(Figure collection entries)
==============================
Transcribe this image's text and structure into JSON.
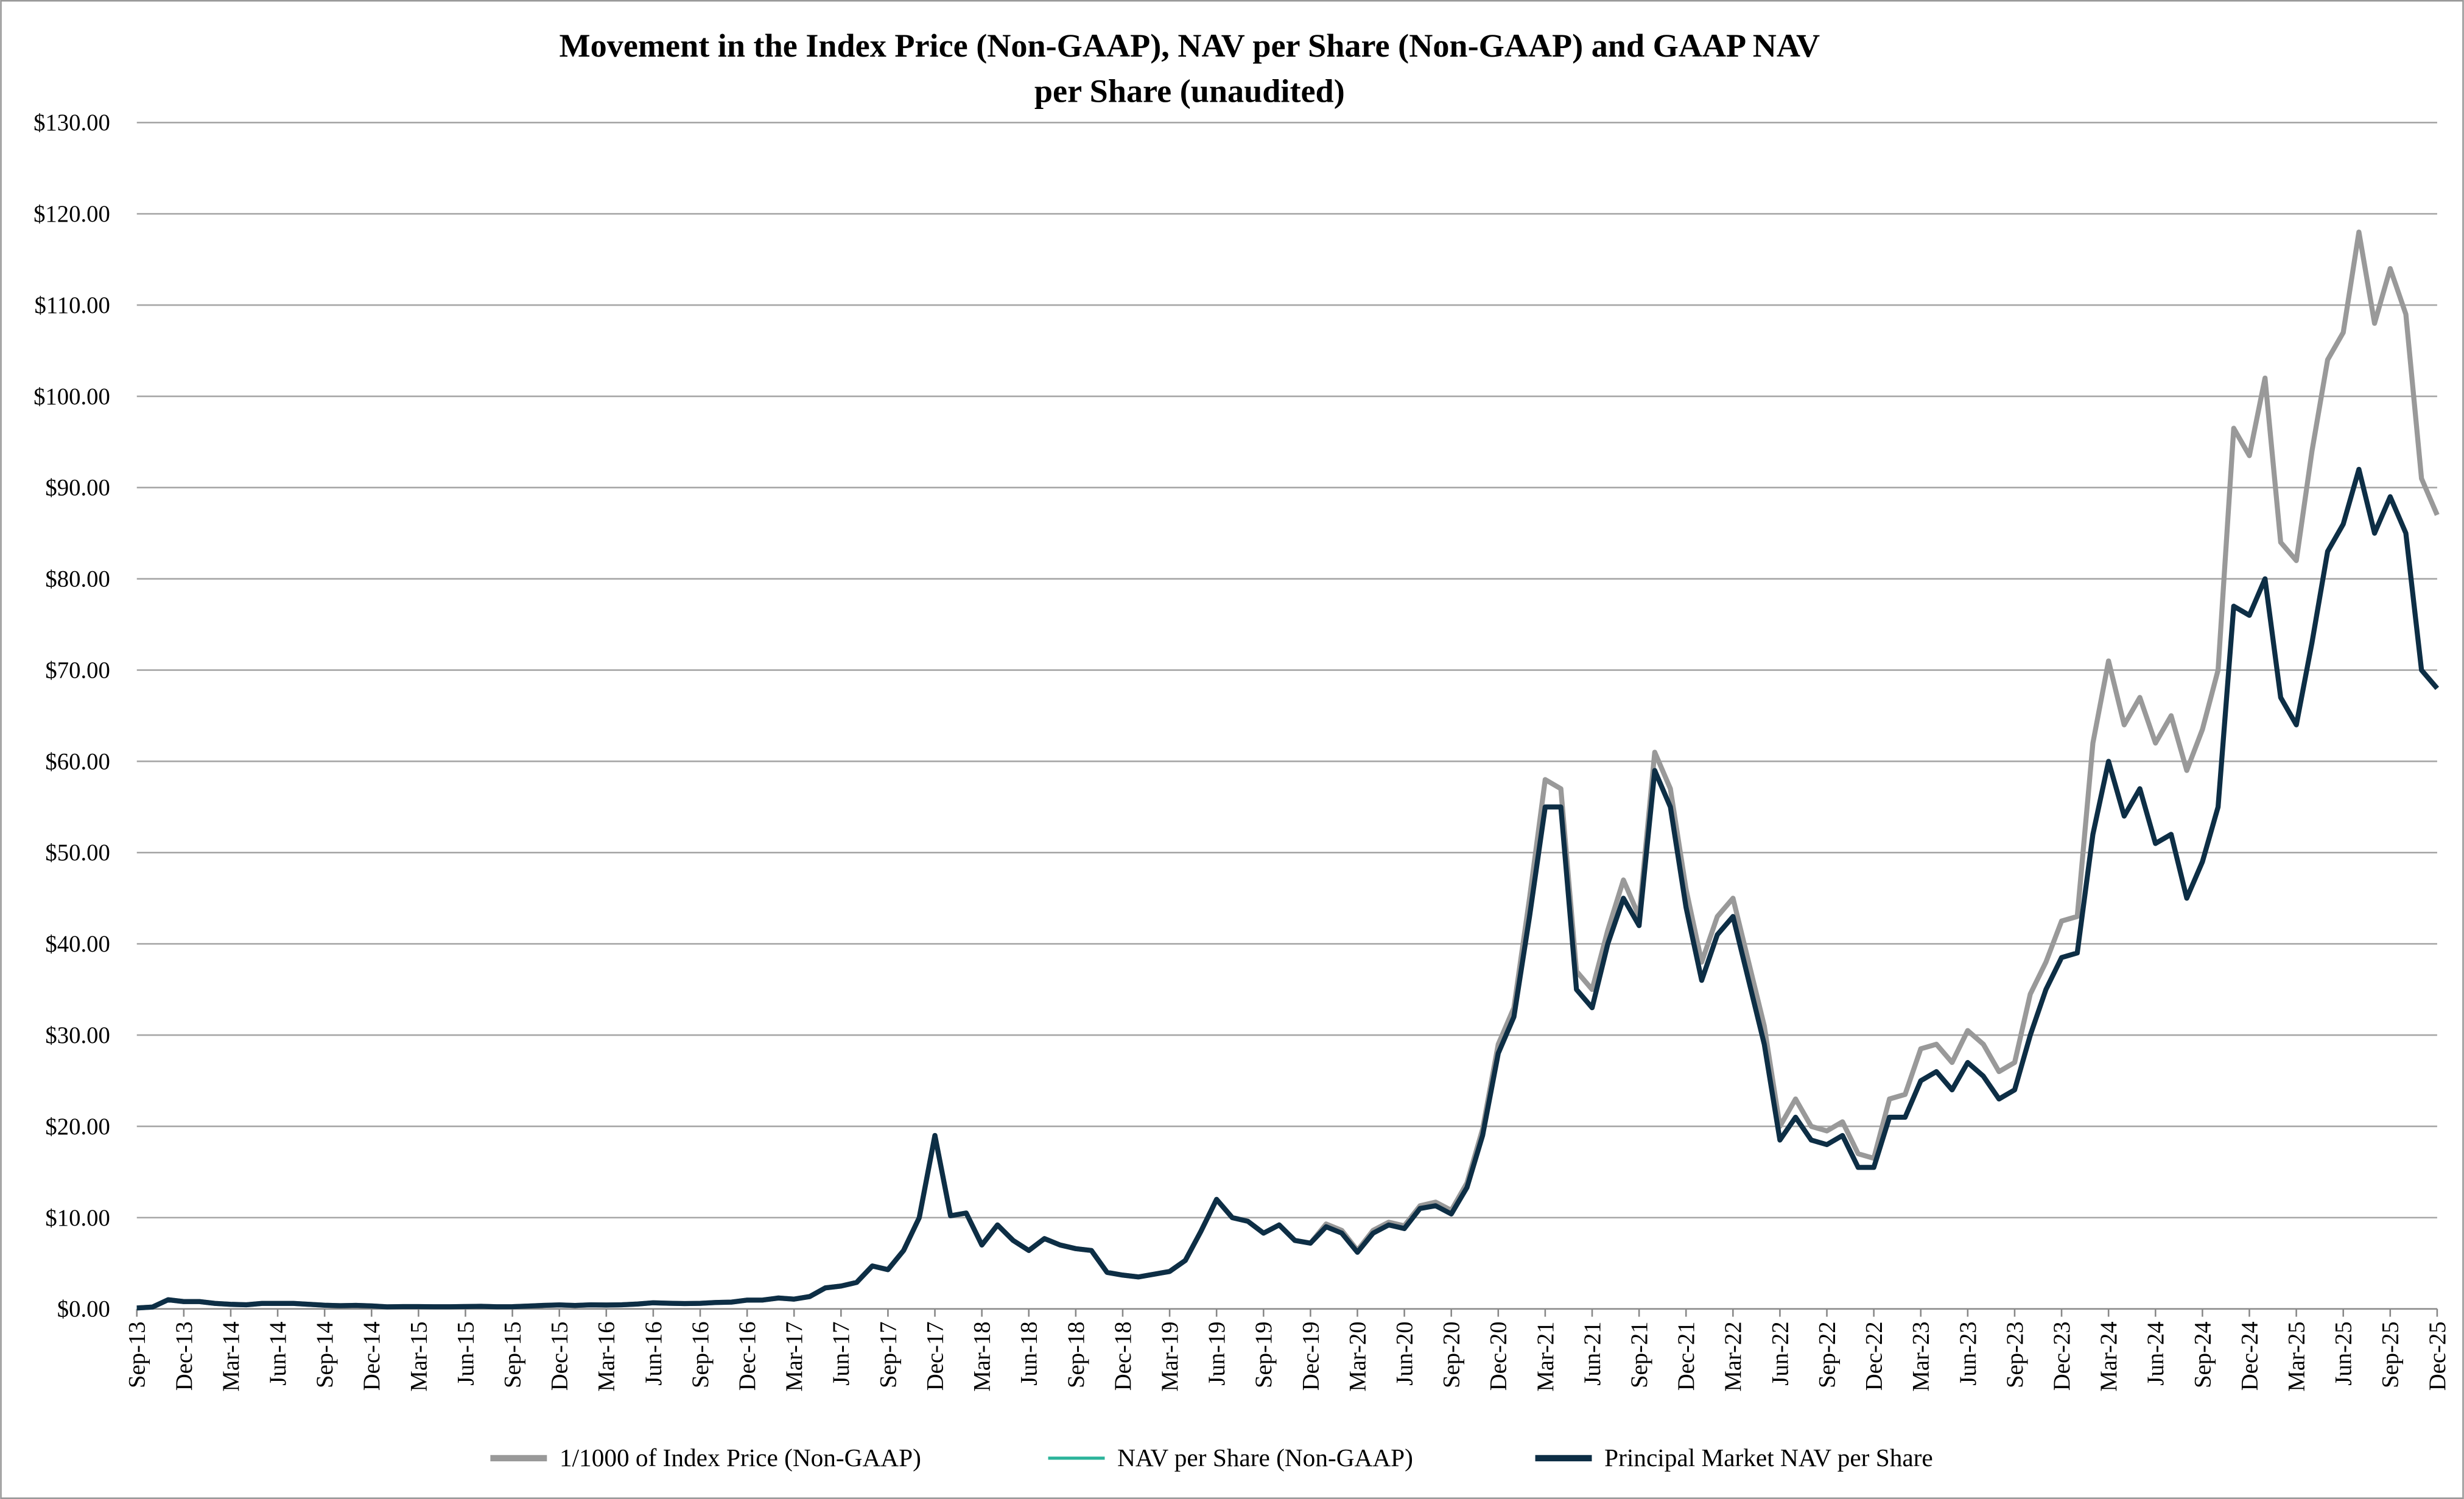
{
  "chart_data": {
    "type": "line",
    "title": [
      "Movement in the Index Price (Non-GAAP), NAV per Share (Non-GAAP) and GAAP NAV",
      "per Share (unaudited)"
    ],
    "categories": [
      "Sep-13",
      null,
      null,
      "Dec-13",
      null,
      null,
      "Mar-14",
      null,
      null,
      "Jun-14",
      null,
      null,
      "Sep-14",
      null,
      null,
      "Dec-14",
      null,
      null,
      "Mar-15",
      null,
      null,
      "Jun-15",
      null,
      null,
      "Sep-15",
      null,
      null,
      "Dec-15",
      null,
      null,
      "Mar-16",
      null,
      null,
      "Jun-16",
      null,
      null,
      "Sep-16",
      null,
      null,
      "Dec-16",
      null,
      null,
      "Mar-17",
      null,
      null,
      "Jun-17",
      null,
      null,
      "Sep-17",
      null,
      null,
      "Dec-17",
      null,
      null,
      "Mar-18",
      null,
      null,
      "Jun-18",
      null,
      null,
      "Sep-18",
      null,
      null,
      "Dec-18",
      null,
      null,
      "Mar-19",
      null,
      null,
      "Jun-19",
      null,
      null,
      "Sep-19",
      null,
      null,
      "Dec-19",
      null,
      null,
      "Mar-20",
      null,
      null,
      "Jun-20",
      null,
      null,
      "Sep-20",
      null,
      null,
      "Dec-20",
      null,
      null,
      "Mar-21",
      null,
      null,
      "Jun-21",
      null,
      null,
      "Sep-21",
      null,
      null,
      "Dec-21",
      null,
      null,
      "Mar-22",
      null,
      null,
      "Jun-22",
      null,
      null,
      "Sep-22",
      null,
      null,
      "Dec-22",
      null,
      null,
      "Mar-23",
      null,
      null,
      "Jun-23",
      null,
      null,
      "Sep-23",
      null,
      null,
      "Dec-23",
      null,
      null,
      "Mar-24",
      null,
      null,
      "Jun-24",
      null,
      null,
      "Sep-24",
      null,
      null,
      "Dec-24",
      null,
      null,
      "Mar-25",
      null,
      null,
      "Jun-25",
      null,
      null,
      "Sep-25",
      null,
      null,
      "Dec-25"
    ],
    "series": [
      {
        "name": "1/1000 of Index Price (Non-GAAP)",
        "color": "#999999",
        "values": [
          0.1,
          0.2,
          1.0,
          0.8,
          0.8,
          0.6,
          0.5,
          0.45,
          0.6,
          0.6,
          0.6,
          0.5,
          0.4,
          0.35,
          0.38,
          0.32,
          0.22,
          0.25,
          0.25,
          0.23,
          0.23,
          0.26,
          0.28,
          0.23,
          0.24,
          0.31,
          0.38,
          0.43,
          0.37,
          0.44,
          0.42,
          0.45,
          0.53,
          0.67,
          0.62,
          0.58,
          0.61,
          0.7,
          0.74,
          0.96,
          0.97,
          1.19,
          1.07,
          1.35,
          2.3,
          2.5,
          2.9,
          4.7,
          4.3,
          6.4,
          10,
          19,
          10.2,
          10.5,
          7,
          9.2,
          7.5,
          6.4,
          7.7,
          7,
          6.6,
          6.4,
          4,
          3.7,
          3.5,
          3.8,
          4.1,
          5.3,
          8.5,
          12,
          10,
          9.6,
          8.3,
          9.2,
          7.5,
          7.2,
          9.3,
          8.6,
          6.4,
          8.6,
          9.5,
          9.1,
          11.3,
          11.7,
          10.8,
          13.8,
          19.7,
          29,
          33,
          45,
          58,
          57,
          37,
          35,
          41.5,
          47,
          43,
          61,
          57,
          46,
          38,
          43,
          45,
          38,
          31,
          20,
          23,
          20,
          19.5,
          20.5,
          17,
          16.5,
          23,
          23.5,
          28.5,
          29,
          27,
          30.5,
          29,
          26,
          27,
          34.5,
          38,
          42.5,
          43,
          62,
          71,
          64,
          67,
          62,
          65,
          59,
          63.5,
          70,
          96.5,
          93.5,
          102,
          84,
          82,
          94,
          104,
          107,
          118,
          108,
          114,
          109,
          91,
          87
        ]
      },
      {
        "name": "NAV per Share (Non-GAAP)",
        "color": "#2bb39a",
        "values": [
          0.1,
          0.2,
          1.0,
          0.8,
          0.8,
          0.6,
          0.5,
          0.45,
          0.6,
          0.6,
          0.6,
          0.5,
          0.4,
          0.35,
          0.38,
          0.32,
          0.22,
          0.25,
          0.25,
          0.23,
          0.23,
          0.26,
          0.28,
          0.23,
          0.24,
          0.31,
          0.38,
          0.43,
          0.37,
          0.44,
          0.42,
          0.45,
          0.53,
          0.67,
          0.62,
          0.58,
          0.61,
          0.7,
          0.74,
          0.96,
          0.97,
          1.19,
          1.07,
          1.35,
          2.3,
          2.5,
          2.9,
          4.7,
          4.3,
          6.4,
          10,
          19,
          10.2,
          10.5,
          7,
          9.2,
          7.5,
          6.4,
          7.7,
          7,
          6.6,
          6.4,
          4,
          3.7,
          3.5,
          3.8,
          4.1,
          5.3,
          8.5,
          12,
          10,
          9.6,
          8.3,
          9.2,
          7.5,
          7.2,
          9,
          8.3,
          6.2,
          8.3,
          9.2,
          8.8,
          11,
          11.3,
          10.4,
          13.3,
          19,
          28,
          32,
          43,
          55,
          55,
          35,
          33,
          40,
          45,
          42,
          59,
          55,
          44,
          36,
          41,
          43,
          36,
          29,
          18.5,
          21,
          18.5,
          18,
          19,
          15.5,
          15.5,
          21,
          21,
          25,
          26,
          24,
          27,
          25.5,
          23,
          24,
          30,
          35,
          38.5,
          39,
          52,
          60,
          54,
          57,
          51,
          52,
          45,
          49,
          55,
          77,
          76,
          80,
          67,
          64,
          73,
          83,
          86,
          92,
          85,
          89,
          85,
          70,
          68
        ]
      },
      {
        "name": "Principal Market NAV per Share",
        "color": "#0d2e45",
        "values": [
          0.1,
          0.2,
          1.0,
          0.8,
          0.8,
          0.6,
          0.5,
          0.45,
          0.6,
          0.6,
          0.6,
          0.5,
          0.4,
          0.35,
          0.38,
          0.32,
          0.22,
          0.25,
          0.25,
          0.23,
          0.23,
          0.26,
          0.28,
          0.23,
          0.24,
          0.31,
          0.38,
          0.43,
          0.37,
          0.44,
          0.42,
          0.45,
          0.53,
          0.67,
          0.62,
          0.58,
          0.61,
          0.7,
          0.74,
          0.96,
          0.97,
          1.19,
          1.07,
          1.35,
          2.3,
          2.5,
          2.9,
          4.7,
          4.3,
          6.4,
          10,
          19,
          10.2,
          10.5,
          7,
          9.2,
          7.5,
          6.4,
          7.7,
          7,
          6.6,
          6.4,
          4,
          3.7,
          3.5,
          3.8,
          4.1,
          5.3,
          8.5,
          12,
          10,
          9.6,
          8.3,
          9.2,
          7.5,
          7.2,
          9,
          8.3,
          6.2,
          8.3,
          9.2,
          8.8,
          11,
          11.3,
          10.4,
          13.3,
          19,
          28,
          32,
          43,
          55,
          55,
          35,
          33,
          40,
          45,
          42,
          59,
          55,
          44,
          36,
          41,
          43,
          36,
          29,
          18.5,
          21,
          18.5,
          18,
          19,
          15.5,
          15.5,
          21,
          21,
          25,
          26,
          24,
          27,
          25.5,
          23,
          24,
          30,
          35,
          38.5,
          39,
          52,
          60,
          54,
          57,
          51,
          52,
          45,
          49,
          55,
          77,
          76,
          80,
          67,
          64,
          73,
          83,
          86,
          92,
          85,
          89,
          85,
          70,
          68
        ]
      }
    ],
    "ylim": [
      0,
      130
    ],
    "yticks": [
      {
        "value": 0,
        "label": "$0.00"
      },
      {
        "value": 10,
        "label": "$10.00"
      },
      {
        "value": 20,
        "label": "$20.00"
      },
      {
        "value": 30,
        "label": "$30.00"
      },
      {
        "value": 40,
        "label": "$40.00"
      },
      {
        "value": 50,
        "label": "$50.00"
      },
      {
        "value": 60,
        "label": "$60.00"
      },
      {
        "value": 70,
        "label": "$70.00"
      },
      {
        "value": 80,
        "label": "$80.00"
      },
      {
        "value": 90,
        "label": "$90.00"
      },
      {
        "value": 100,
        "label": "$100.00"
      },
      {
        "value": 110,
        "label": "$110.00"
      },
      {
        "value": 120,
        "label": "$120.00"
      },
      {
        "value": 130,
        "label": "$130.00"
      }
    ],
    "grid": true,
    "legend": "bottom"
  }
}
==============================
## Instruction
Give only the number of lines in the material above that include the word "GAAP".

## Full response
3